Data extract:
= = =

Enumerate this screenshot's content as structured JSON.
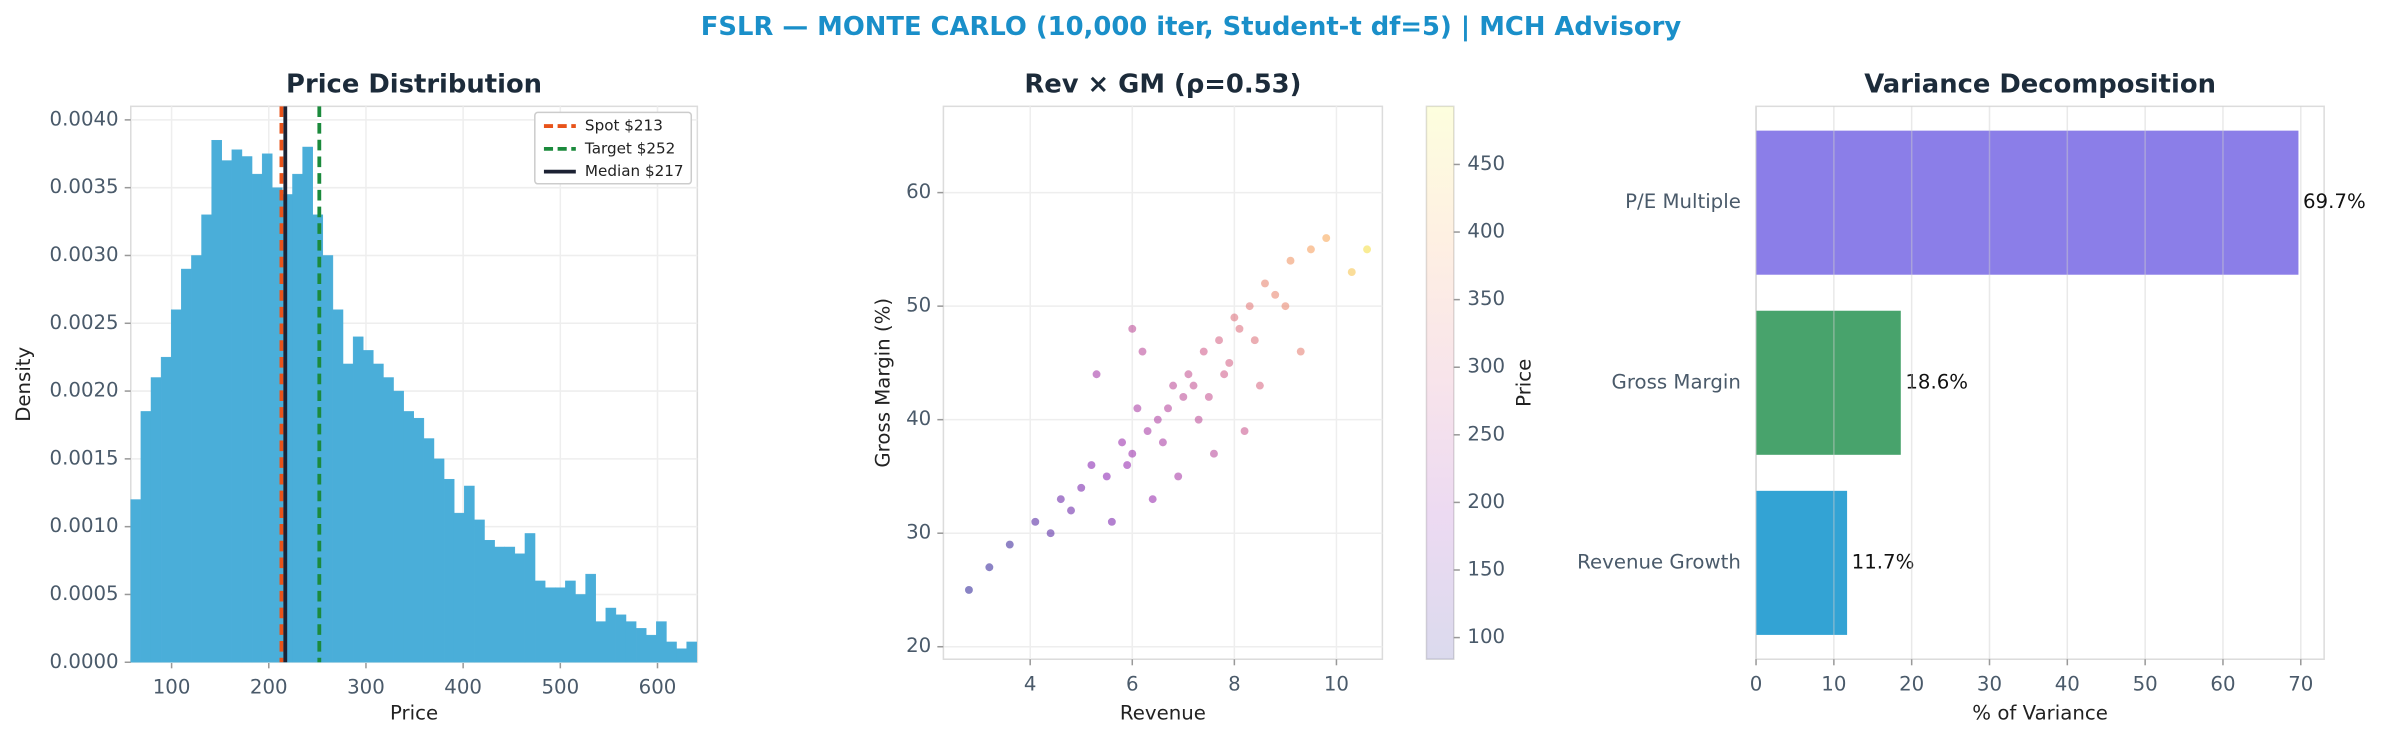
{
  "title": "FSLR — MONTE CARLO (10,000 iter, Student-t df=5) | MCH Advisory",
  "chart_data": [
    {
      "type": "histogram",
      "title": "Price Distribution",
      "x_label": "Price",
      "y_label": "Density",
      "color": "#4aaed9",
      "grid": true,
      "legend": "upper right",
      "bins": [
        58,
        68.4,
        78.8,
        89.2,
        99.6,
        110,
        120.4,
        130.8,
        141.2,
        151.6,
        162,
        172.4,
        182.8,
        193.2,
        203.6,
        214,
        224.4,
        234.8,
        245.2,
        255.6,
        266,
        276.4,
        286.8,
        297.2,
        307.6,
        318,
        328.4,
        338.8,
        349.2,
        359.6,
        370,
        380.4,
        390.8,
        401.2,
        411.6,
        422,
        432.4,
        442.8,
        453.2,
        463.6,
        474,
        484.4,
        494.8,
        505.2,
        515.6,
        526,
        536.4,
        546.8,
        557.2,
        567.6,
        578,
        588.4,
        598.8,
        609.2,
        619.6,
        630,
        640.4
      ],
      "values": [
        0.0012,
        0.00185,
        0.0021,
        0.00225,
        0.0026,
        0.0029,
        0.003,
        0.0033,
        0.00385,
        0.0037,
        0.00378,
        0.00373,
        0.0036,
        0.00375,
        0.0035,
        0.00345,
        0.0036,
        0.0038,
        0.0033,
        0.003,
        0.0026,
        0.0022,
        0.0024,
        0.0023,
        0.0022,
        0.0021,
        0.002,
        0.00185,
        0.0018,
        0.00165,
        0.0015,
        0.00135,
        0.0011,
        0.0013,
        0.00105,
        0.0009,
        0.00085,
        0.00085,
        0.0008,
        0.00095,
        0.0006,
        0.00055,
        0.00055,
        0.0006,
        0.0005,
        0.00065,
        0.0003,
        0.0004,
        0.00035,
        0.0003,
        0.00025,
        0.0002,
        0.0003,
        0.00015,
        0.0001,
        0.00015
      ],
      "xlim": [
        58,
        641
      ],
      "xticks": [
        100,
        200,
        300,
        400,
        500,
        600
      ],
      "ylim": [
        0,
        0.0041
      ],
      "yticks": [
        {
          "value": 0,
          "label": "0.0000"
        },
        {
          "value": 0.0005,
          "label": "0.0005"
        },
        {
          "value": 0.001,
          "label": "0.0010"
        },
        {
          "value": 0.0015,
          "label": "0.0015"
        },
        {
          "value": 0.002,
          "label": "0.0020"
        },
        {
          "value": 0.0025,
          "label": "0.0025"
        },
        {
          "value": 0.003,
          "label": "0.0030"
        },
        {
          "value": 0.0035,
          "label": "0.0035"
        },
        {
          "value": 0.004,
          "label": "0.0040"
        }
      ],
      "vlines": [
        {
          "name": "Spot $213",
          "value": 213,
          "color": "#e8531a",
          "style": "dashed"
        },
        {
          "name": "Target $252",
          "value": 252,
          "color": "#1b8a3c",
          "style": "dashed"
        },
        {
          "name": "Median $217",
          "value": 217,
          "color": "#1c2233",
          "style": "solid"
        }
      ]
    },
    {
      "type": "scatter",
      "title": "Rev × GM (ρ=0.53)",
      "x_label": "Revenue",
      "y_label": "Gross Margin (%)",
      "grid": true,
      "colormap": "plasma",
      "x": [
        5.2,
        6.1,
        6.8,
        7.4,
        8.0,
        8.6,
        9.1,
        5.8,
        6.5,
        7.1,
        7.7,
        8.3,
        4.6,
        5.5,
        6.3,
        7.0,
        7.9,
        8.8,
        9.5,
        4.1,
        5.0,
        6.0,
        6.7,
        7.3,
        8.1,
        9.0,
        3.6,
        4.8,
        5.9,
        6.6,
        7.2,
        7.8,
        8.4,
        9.8,
        10.3,
        5.3,
        6.2,
        6.9,
        7.5,
        8.2,
        3.2,
        4.4,
        5.6,
        6.4,
        7.6,
        8.5,
        9.3,
        10.6,
        2.8,
        6.0
      ],
      "y": [
        36,
        41,
        43,
        46,
        49,
        52,
        54,
        38,
        40,
        44,
        47,
        50,
        33,
        35,
        39,
        42,
        45,
        51,
        55,
        31,
        34,
        37,
        41,
        40,
        48,
        50,
        29,
        32,
        36,
        38,
        43,
        44,
        47,
        56,
        53,
        44,
        46,
        35,
        42,
        39,
        27,
        30,
        31,
        33,
        37,
        43,
        46,
        55,
        25,
        48
      ],
      "c": [
        178,
        225,
        254,
        284,
        315,
        345,
        368,
        203,
        232,
        267,
        297,
        327,
        147,
        182,
        222,
        255,
        294,
        346,
        384,
        124,
        163,
        205,
        242,
        254,
        313,
        347,
        101,
        148,
        197,
        226,
        265,
        286,
        317,
        396,
        430,
        216,
        251,
        221,
        269,
        275,
        95,
        128,
        166,
        198,
        249,
        302,
        337,
        460,
        90,
        254
      ],
      "xlim": [
        2.3,
        10.9
      ],
      "xticks": [
        4,
        6,
        8,
        10
      ],
      "ylim": [
        18.9,
        67.6
      ],
      "yticks": [
        20,
        30,
        40,
        50,
        60
      ],
      "colorbar": {
        "label": "Price",
        "lim": [
          84,
          493
        ],
        "ticks": [
          100,
          150,
          200,
          250,
          300,
          350,
          400,
          450
        ]
      }
    },
    {
      "type": "barh",
      "title": "Variance Decomposition",
      "x_label": "% of Variance",
      "grid": true,
      "categories": [
        "Revenue Growth",
        "Gross Margin",
        "P/E Multiple"
      ],
      "values": [
        11.7,
        18.6,
        69.7
      ],
      "value_labels": [
        "11.7%",
        "18.6%",
        "69.7%"
      ],
      "colors": [
        "#33a3d4",
        "#48a36c",
        "#8b7ee8"
      ],
      "xlim": [
        0,
        73
      ],
      "xticks": [
        0,
        10,
        20,
        30,
        40,
        50,
        60,
        70
      ]
    }
  ]
}
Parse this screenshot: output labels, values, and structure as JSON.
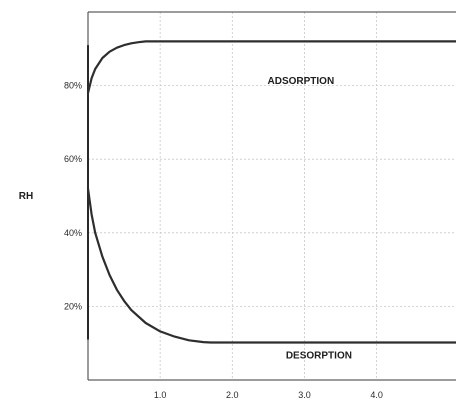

= = =

Quote all the records verbatim, dropping any pictures from your copy.

Enumerate this screenshot's content as structured JSON.
{
  "title": "FSLR — MONTE CARLO (10,000 iter, Student-t df=5) | MCH Advisory",
  "chart_data": [
    {
      "type": "histogram",
      "title": "Price Distribution",
      "x_label": "Price",
      "y_label": "Density",
      "color": "#4aaed9",
      "grid": true,
      "legend": "upper right",
      "bins": [
        58,
        68.4,
        78.8,
        89.2,
        99.6,
        110,
        120.4,
        130.8,
        141.2,
        151.6,
        162,
        172.4,
        182.8,
        193.2,
        203.6,
        214,
        224.4,
        234.8,
        245.2,
        255.6,
        266,
        276.4,
        286.8,
        297.2,
        307.6,
        318,
        328.4,
        338.8,
        349.2,
        359.6,
        370,
        380.4,
        390.8,
        401.2,
        411.6,
        422,
        432.4,
        442.8,
        453.2,
        463.6,
        474,
        484.4,
        494.8,
        505.2,
        515.6,
        526,
        536.4,
        546.8,
        557.2,
        567.6,
        578,
        588.4,
        598.8,
        609.2,
        619.6,
        630,
        640.4
      ],
      "values": [
        0.0012,
        0.00185,
        0.0021,
        0.00225,
        0.0026,
        0.0029,
        0.003,
        0.0033,
        0.00385,
        0.0037,
        0.00378,
        0.00373,
        0.0036,
        0.00375,
        0.0035,
        0.00345,
        0.0036,
        0.0038,
        0.0033,
        0.003,
        0.0026,
        0.0022,
        0.0024,
        0.0023,
        0.0022,
        0.0021,
        0.002,
        0.00185,
        0.0018,
        0.00165,
        0.0015,
        0.00135,
        0.0011,
        0.0013,
        0.00105,
        0.0009,
        0.00085,
        0.00085,
        0.0008,
        0.00095,
        0.0006,
        0.00055,
        0.00055,
        0.0006,
        0.0005,
        0.00065,
        0.0003,
        0.0004,
        0.00035,
        0.0003,
        0.00025,
        0.0002,
        0.0003,
        0.00015,
        0.0001,
        0.00015
      ],
      "xlim": [
        58,
        641
      ],
      "xticks": [
        100,
        200,
        300,
        400,
        500,
        600
      ],
      "ylim": [
        0,
        0.0041
      ],
      "yticks": [
        {
          "value": 0,
          "label": "0.0000"
        },
        {
          "value": 0.0005,
          "label": "0.0005"
        },
        {
          "value": 0.001,
          "label": "0.0010"
        },
        {
          "value": 0.0015,
          "label": "0.0015"
        },
        {
          "value": 0.002,
          "label": "0.0020"
        },
        {
          "value": 0.0025,
          "label": "0.0025"
        },
        {
          "value": 0.003,
          "label": "0.0030"
        },
        {
          "value": 0.0035,
          "label": "0.0035"
        },
        {
          "value": 0.004,
          "label": "0.0040"
        }
      ],
      "vlines": [
        {
          "name": "Spot $213",
          "value": 213,
          "color": "#e8531a",
          "style": "dashed"
        },
        {
          "name": "Target $252",
          "value": 252,
          "color": "#1b8a3c",
          "style": "dashed"
        },
        {
          "name": "Median $217",
          "value": 217,
          "color": "#1c2233",
          "style": "solid"
        }
      ]
    },
    {
      "type": "scatter",
      "title": "Rev × GM (ρ=0.53)",
      "x_label": "Revenue",
      "y_label": "Gross Margin (%)",
      "grid": true,
      "colormap": "plasma",
      "x": [
        5.2,
        6.1,
        6.8,
        7.4,
        8.0,
        8.6,
        9.1,
        5.8,
        6.5,
        7.1,
        7.7,
        8.3,
        4.6,
        5.5,
        6.3,
        7.0,
        7.9,
        8.8,
        9.5,
        4.1,
        5.0,
        6.0,
        6.7,
        7.3,
        8.1,
        9.0,
        3.6,
        4.8,
        5.9,
        6.6,
        7.2,
        7.8,
        8.4,
        9.8,
        10.3,
        5.3,
        6.2,
        6.9,
        7.5,
        8.2,
        3.2,
        4.4,
        5.6,
        6.4,
        7.6,
        8.5,
        9.3,
        10.6,
        2.8,
        6.0
      ],
      "y": [
        36,
        41,
        43,
        46,
        49,
        52,
        54,
        38,
        40,
        44,
        47,
        50,
        33,
        35,
        39,
        42,
        45,
        51,
        55,
        31,
        34,
        37,
        41,
        40,
        48,
        50,
        29,
        32,
        36,
        38,
        43,
        44,
        47,
        56,
        53,
        44,
        46,
        35,
        42,
        39,
        27,
        30,
        31,
        33,
        37,
        43,
        46,
        55,
        25,
        48
      ],
      "c": [
        178,
        225,
        254,
        284,
        315,
        345,
        368,
        203,
        232,
        267,
        297,
        327,
        147,
        182,
        222,
        255,
        294,
        346,
        384,
        124,
        163,
        205,
        242,
        254,
        313,
        347,
        101,
        148,
        197,
        226,
        265,
        286,
        317,
        396,
        430,
        216,
        251,
        221,
        269,
        275,
        95,
        128,
        166,
        198,
        249,
        302,
        337,
        460,
        90,
        254
      ],
      "xlim": [
        2.3,
        10.9
      ],
      "xticks": [
        4,
        6,
        8,
        10
      ],
      "ylim": [
        18.9,
        67.6
      ],
      "yticks": [
        20,
        30,
        40,
        50,
        60
      ],
      "colorbar": {
        "label": "Price",
        "lim": [
          84,
          493
        ],
        "ticks": [
          100,
          150,
          200,
          250,
          300,
          350,
          400,
          450
        ]
      }
    },
    {
      "type": "barh",
      "title": "Variance Decomposition",
      "x_label": "% of Variance",
      "grid": true,
      "categories": [
        "Revenue Growth",
        "Gross Margin",
        "P/E Multiple"
      ],
      "values": [
        11.7,
        18.6,
        69.7
      ],
      "value_labels": [
        "11.7%",
        "18.6%",
        "69.7%"
      ],
      "colors": [
        "#33a3d4",
        "#48a36c",
        "#8b7ee8"
      ],
      "xlim": [
        0,
        73
      ],
      "xticks": [
        0,
        10,
        20,
        30,
        40,
        50,
        60,
        70
      ]
    }
  ]
}
Parse this screenshot: output labels, values, and structure as JSON.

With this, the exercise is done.